*Work to be completed:* Copy every line of the data that includes the string "with".

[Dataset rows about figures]
>> START
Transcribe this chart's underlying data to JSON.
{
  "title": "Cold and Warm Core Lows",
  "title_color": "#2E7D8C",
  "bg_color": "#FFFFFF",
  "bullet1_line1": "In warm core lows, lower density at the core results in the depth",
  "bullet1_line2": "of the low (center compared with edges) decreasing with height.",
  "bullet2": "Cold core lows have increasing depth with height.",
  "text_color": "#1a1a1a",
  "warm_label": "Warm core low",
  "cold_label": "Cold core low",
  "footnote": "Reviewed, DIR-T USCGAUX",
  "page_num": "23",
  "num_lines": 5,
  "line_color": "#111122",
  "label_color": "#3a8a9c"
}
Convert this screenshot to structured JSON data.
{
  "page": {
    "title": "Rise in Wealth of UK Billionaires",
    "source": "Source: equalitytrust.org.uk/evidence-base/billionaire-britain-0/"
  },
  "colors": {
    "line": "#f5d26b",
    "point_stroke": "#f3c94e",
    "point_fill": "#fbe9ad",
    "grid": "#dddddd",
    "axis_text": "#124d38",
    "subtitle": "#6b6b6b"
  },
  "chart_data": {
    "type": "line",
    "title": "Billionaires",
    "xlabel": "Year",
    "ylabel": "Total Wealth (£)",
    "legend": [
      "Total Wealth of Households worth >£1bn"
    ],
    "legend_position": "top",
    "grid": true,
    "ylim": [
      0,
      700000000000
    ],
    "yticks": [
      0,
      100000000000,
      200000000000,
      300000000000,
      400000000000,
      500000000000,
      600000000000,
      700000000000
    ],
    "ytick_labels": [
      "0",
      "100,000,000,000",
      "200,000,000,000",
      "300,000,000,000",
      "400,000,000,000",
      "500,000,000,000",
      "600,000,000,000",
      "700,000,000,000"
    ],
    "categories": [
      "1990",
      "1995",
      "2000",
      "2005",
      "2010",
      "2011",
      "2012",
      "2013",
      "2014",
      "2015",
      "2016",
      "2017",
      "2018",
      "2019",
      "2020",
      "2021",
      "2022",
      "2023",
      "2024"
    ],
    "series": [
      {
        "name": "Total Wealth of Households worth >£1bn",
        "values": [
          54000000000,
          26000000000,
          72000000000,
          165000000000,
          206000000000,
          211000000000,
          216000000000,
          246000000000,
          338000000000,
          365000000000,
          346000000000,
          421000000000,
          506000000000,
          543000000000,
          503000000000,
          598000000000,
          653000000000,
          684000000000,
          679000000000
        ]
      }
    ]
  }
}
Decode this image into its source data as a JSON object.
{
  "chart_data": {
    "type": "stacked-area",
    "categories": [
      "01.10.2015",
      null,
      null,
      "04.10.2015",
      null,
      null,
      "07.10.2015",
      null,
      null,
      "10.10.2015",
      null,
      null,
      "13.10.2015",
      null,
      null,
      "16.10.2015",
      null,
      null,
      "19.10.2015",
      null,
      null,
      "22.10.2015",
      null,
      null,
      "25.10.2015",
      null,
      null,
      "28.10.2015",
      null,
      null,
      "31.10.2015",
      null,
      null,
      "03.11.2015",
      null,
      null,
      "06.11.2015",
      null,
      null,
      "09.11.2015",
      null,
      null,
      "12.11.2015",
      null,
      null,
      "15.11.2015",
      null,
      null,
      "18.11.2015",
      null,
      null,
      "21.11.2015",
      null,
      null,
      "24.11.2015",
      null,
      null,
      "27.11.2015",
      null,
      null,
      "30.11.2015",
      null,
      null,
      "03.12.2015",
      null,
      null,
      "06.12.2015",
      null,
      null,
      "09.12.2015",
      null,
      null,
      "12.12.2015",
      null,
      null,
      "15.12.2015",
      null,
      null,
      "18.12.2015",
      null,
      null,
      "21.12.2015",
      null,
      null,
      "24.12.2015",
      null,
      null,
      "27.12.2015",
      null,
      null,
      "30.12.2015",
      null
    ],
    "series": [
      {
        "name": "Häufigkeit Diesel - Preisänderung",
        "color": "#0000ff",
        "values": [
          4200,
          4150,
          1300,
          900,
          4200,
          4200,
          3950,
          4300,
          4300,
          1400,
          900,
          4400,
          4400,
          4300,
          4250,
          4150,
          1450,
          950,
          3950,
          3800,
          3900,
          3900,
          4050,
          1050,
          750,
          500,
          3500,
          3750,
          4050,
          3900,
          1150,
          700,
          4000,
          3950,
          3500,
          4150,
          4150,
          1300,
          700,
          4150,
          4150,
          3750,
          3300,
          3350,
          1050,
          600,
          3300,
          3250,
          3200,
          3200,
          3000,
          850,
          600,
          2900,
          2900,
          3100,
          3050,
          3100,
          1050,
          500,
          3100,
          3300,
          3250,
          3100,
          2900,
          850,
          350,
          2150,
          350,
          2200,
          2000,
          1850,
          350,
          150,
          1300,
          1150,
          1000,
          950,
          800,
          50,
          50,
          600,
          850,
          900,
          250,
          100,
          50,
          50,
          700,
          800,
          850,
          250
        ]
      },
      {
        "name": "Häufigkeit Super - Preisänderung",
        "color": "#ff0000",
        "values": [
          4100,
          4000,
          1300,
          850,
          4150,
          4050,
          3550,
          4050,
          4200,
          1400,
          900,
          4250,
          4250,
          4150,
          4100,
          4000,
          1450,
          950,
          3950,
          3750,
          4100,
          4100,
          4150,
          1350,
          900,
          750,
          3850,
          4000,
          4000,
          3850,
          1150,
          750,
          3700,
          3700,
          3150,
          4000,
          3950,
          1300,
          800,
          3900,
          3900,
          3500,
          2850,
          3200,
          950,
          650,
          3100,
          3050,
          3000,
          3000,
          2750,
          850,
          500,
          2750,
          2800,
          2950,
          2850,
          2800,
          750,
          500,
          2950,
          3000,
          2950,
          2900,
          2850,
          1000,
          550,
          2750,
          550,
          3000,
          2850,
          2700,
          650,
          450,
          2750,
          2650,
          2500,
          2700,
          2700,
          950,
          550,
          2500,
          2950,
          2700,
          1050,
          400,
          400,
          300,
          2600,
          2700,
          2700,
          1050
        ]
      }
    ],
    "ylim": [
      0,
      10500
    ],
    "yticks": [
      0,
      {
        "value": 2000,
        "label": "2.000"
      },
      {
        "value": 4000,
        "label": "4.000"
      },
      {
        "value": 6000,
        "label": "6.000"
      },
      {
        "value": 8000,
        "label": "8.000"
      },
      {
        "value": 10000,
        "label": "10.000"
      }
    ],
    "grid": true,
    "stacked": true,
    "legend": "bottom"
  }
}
>> END
*Answer for the task:*
  "bullet1_line2": "of the low (center compared with edges) decreasing with height.",
  "bullet2": "Cold core lows have increasing depth with height.",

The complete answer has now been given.